La vasija, aunque muy completa y en posición normal, se hallaba
bastante resquebrajada. Para evitar el desprendimiento de sus
fragmentos y la consiguiente dislocación de su contenido, fue rodeada
con el cinturón elástico de Flor y cuidadosamente depositada en una de
las espuertas de caucho utilizadas durante la excavación. El conjunto
se envolvió en la manta de Pedro Domenech primero y en un saco de
harpillera después, y así fue transportado en inolvidable desfile
alumbrado por linternas y antorchas hasta el automóvil que aguardaba
junto al muro de contención a la salida del Barranco Roch.
Nunca agradeceremos bastante al chófer Martín Martínez el exquisito
cuidado con que sorteó las desigualdades del pedregoso camino hasta
desembocar en el asfalto de la carretera de Cañada a Villena, sin que
ni por un momento peligrase la integridad del precioso cargamento que
transportaba. A las nueve de la noche aproximadamente, la vasija,
intacta, era depositada sobre la mesa de nuestro despacho particular.
La expedición arqueológica emprendida a las nueve de la mañana con la
normal sencillez de tantas veces, se había transformado en una
novelesca aventura de insospechado alcance. Cientos de personas
desfilaron aquella noche por nuestro domicilio atraídas por el todavía
mágico sortilegio de la palabra «oro». En medio de aquel torbellino,
recordábamos muchos otros silenciosos retornos cargados de tiestos,
huesos o pedruscos, y evocábamos las alegres cabriolas con que nuestro
entrañable ayudante Enrique Domenech celebraba en las arenas de la Casa
de Lara el feliz hallazgo de un trapecio o de una punta de sílex.
Días después del descubrimiento pudimos tomar los datos que nos han
servido para dibujar la sección transversal desde el monte a la rambla
que presentamos en nuestra figura 3. Puede observarse, tanto en
ella como en la «foto» de nuestras Láms.
VI y VII, que la vasija no se hallaba en el centro del cauce, sino en
un pequeño meandro de su margen izquierda, circunstancia providencial,
por cuanto, de haberse enterrado un palmo más hacia el centro, hubiera
sido quizá aplastada por las ruedas
—12→
de los camiones que acarreaban las gravas. Junto a ella habían pasado
muchas veces sin dañarla, como nos hizo ver posteriormente el
transportista Juan Calatayud. Otra circunstancia favorable para la
conservación del tesoro ha sido la de hallarse bajo una capa de
aluviones cuyos elementos, relativamente grandes, eran poco
aprovechables para el cemento de la construcción.
La vasija se hallaba, como hemos dicho, en posición normal y en el
interior de un hoyo excavado en el estrato de arcillas rojas que apenas
rebasaba en 15 ó 20 cm.
la altura del recipiente. No tenía protección alguna, lo que contribuyó
a que se colmase con las aguas calcáreas procedentes de los montes
inmediatos. La lenta evaporación de estas aguas fue depositando en las
paredes interiores un sedimento de carbonato cálcico que llegó a
alcanzar más de 2 mm. de espesor.

LISTADO:
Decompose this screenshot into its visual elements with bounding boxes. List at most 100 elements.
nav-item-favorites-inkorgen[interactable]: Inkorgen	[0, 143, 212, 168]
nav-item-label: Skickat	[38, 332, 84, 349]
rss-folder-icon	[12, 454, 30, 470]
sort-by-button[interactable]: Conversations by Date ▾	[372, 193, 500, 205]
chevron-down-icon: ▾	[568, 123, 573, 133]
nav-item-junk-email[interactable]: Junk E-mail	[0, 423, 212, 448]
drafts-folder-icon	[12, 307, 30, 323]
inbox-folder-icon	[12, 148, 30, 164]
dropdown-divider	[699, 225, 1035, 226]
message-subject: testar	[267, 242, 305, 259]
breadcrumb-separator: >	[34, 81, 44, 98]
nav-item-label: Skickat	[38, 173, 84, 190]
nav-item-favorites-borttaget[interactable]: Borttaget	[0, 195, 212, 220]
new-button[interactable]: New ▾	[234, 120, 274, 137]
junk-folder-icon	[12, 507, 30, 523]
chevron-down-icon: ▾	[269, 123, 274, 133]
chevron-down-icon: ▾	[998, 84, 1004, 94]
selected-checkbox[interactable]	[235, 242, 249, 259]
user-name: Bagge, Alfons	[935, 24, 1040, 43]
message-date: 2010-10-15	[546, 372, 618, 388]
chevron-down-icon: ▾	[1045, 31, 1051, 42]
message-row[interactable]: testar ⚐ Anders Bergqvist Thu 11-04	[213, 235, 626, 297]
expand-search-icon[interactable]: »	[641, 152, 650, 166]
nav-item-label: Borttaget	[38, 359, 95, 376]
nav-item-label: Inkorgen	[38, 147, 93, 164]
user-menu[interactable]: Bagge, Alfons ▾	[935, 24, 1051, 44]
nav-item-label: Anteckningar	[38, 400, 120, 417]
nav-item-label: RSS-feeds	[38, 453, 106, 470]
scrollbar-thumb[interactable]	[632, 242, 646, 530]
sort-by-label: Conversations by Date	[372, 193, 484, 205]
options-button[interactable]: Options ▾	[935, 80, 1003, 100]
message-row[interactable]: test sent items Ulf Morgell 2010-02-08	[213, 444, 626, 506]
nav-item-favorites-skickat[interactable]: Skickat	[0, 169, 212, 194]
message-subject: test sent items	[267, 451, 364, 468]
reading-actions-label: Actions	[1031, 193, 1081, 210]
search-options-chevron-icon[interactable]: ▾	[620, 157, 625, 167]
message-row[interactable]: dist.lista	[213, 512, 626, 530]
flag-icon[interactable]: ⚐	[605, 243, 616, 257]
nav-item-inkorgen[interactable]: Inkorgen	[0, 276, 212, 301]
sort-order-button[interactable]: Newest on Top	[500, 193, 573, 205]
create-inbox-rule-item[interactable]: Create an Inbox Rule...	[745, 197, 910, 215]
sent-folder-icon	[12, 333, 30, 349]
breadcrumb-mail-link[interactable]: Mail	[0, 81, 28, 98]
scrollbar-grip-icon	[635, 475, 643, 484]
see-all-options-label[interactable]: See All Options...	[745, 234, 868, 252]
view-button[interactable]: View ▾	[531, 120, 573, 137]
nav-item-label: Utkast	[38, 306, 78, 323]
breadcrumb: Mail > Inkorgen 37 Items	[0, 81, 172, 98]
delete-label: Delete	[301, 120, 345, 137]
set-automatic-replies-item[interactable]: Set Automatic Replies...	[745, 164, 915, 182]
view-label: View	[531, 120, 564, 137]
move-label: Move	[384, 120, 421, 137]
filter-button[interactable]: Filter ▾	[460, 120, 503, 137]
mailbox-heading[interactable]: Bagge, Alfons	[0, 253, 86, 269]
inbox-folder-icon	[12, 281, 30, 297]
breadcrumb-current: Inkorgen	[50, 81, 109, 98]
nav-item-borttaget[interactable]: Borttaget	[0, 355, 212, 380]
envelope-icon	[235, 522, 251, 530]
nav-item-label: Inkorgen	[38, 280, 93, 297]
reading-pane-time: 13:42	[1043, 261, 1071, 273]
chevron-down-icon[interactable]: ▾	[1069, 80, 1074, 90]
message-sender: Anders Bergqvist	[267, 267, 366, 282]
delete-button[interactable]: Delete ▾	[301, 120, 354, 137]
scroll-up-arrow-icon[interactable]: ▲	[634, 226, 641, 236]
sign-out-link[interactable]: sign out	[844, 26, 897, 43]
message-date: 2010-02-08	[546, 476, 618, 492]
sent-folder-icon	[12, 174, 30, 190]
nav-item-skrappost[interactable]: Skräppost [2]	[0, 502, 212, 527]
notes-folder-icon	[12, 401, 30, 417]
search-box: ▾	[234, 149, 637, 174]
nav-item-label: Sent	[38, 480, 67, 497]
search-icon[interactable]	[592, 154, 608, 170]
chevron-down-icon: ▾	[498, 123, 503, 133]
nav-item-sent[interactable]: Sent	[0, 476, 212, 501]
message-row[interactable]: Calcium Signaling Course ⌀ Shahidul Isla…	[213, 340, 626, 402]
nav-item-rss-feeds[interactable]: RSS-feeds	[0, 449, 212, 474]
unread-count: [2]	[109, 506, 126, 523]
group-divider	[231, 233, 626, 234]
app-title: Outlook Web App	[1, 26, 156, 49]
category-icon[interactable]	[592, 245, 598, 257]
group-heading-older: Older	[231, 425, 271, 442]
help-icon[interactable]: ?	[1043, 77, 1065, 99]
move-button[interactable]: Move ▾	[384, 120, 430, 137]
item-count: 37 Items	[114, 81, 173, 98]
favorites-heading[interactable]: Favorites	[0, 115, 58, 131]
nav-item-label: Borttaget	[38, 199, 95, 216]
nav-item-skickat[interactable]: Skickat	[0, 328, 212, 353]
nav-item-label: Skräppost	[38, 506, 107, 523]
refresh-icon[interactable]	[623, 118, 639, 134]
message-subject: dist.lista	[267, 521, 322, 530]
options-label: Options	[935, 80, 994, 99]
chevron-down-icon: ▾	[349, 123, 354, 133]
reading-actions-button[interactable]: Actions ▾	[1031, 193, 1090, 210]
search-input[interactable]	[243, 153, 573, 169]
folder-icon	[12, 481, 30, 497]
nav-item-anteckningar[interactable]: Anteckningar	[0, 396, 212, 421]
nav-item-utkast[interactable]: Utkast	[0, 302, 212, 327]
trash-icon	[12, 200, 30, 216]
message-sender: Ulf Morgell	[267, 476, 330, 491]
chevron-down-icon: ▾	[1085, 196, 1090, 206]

TAREA 1:
Responde según el relato sobre el hallazgo de la vasija:
(a) ¿En qué se envolvió primero el conjunto antes de meterlo en el saco de harpillera?
(b) ¿A qué hora aproximadamente quedó la vasija sobre la mesa del despacho?
(c) ¿Qué espesor llegó a alcanzar el sedimento de carbonato cálcico en las paredes interiores?
TAREA 2: Sigue escribiendo el relato sobre el hallazgo de la vasija a partir de su última oración.

RESPUESTA 1:
(a) En la manta de Pedro Domenech.
(b) A las nueve de la noche.
(c) Más de 2 mm.

RESPUESTA 2:
El peso de los brazaletes, ayudado por la fuerza de la corriente, debió
contribuir a la fragmentación de la parte delantera de la boca, perdida
casi en dos tercios, y al desbordamiento de las piezas que aparecieron
a su alrededor. Algunas otras, con varios fragmentos cerámicos, habían
rodado ya aguas abajo de la rambla, como demuestran los cinco
brazaletes recogidos por nosotros durante una exploración
complementaria realizada el 22 de diciembre. Fueron hallados en el
espacio de algo más de 1 m. cuadrado, a unos 5 m. al S.
del punto de aparición de la vasija (Lámina VII. B), y son los
señalados en el Inventario con los números 12, 13, 20, 21 y 25.
Desplazados de la vasija debieron hallarse también los dos ejemplares
que se llevaron a la joyería del señor Esquembre y el entregado por
Pedro Lorente el 27 de diciembre.
La colocación de las piezas en el interior del recipiente se hizo con
hábil aprovechamiento del espacio disponible, como puede observarse en
nuestras Láms.
IX y X, que documentan las dos fases en que se realizó la limpieza de
las tierras y la posterior extracción del contenido. Se ve en ambas
cómo los seis cuencos mayores, encajados unos en otros, se depositaron
en el fondo, con ligera inflexión lateral para economizar altura.
Sendos grupos formados por los tres cuencos medianos y los dos más
pequeños se colocaron, de canto, a ambos lados del grupo central, de
modo que la convexidad de sus paredes se ajustase a la concavidad bucal
de la vasija, aprovechada también para colocar, en arco, los cuatro
frascos de menor tamaño. El frasco grande se depositó en el fondo del
cuenco que ocupaba el centro y todos los brazaletes y piezas menudas en
el interior del círculo que formaban las piezas mayores así dispuestas,
gravitando sobre las débiles paredes de aquel frasco, que apareció
destrozado, según puede observarse en la Lám.
X. En su interior se alojaban cinco brazaletes de oro, la anilla
descrita en el número 67 y una de las piezas anulares que figuran en el
Inventario con los números 59/61.
Algunos brazaletes aparecieron ensartados, tal y como se aprecia en la Lám.
XIII. No creemos que deba darse a esta circunstancia una significación
especial en cuanto a su uso. El enlace, voluntario o accidental, pudo
producirse en las peripecias de la ocultación.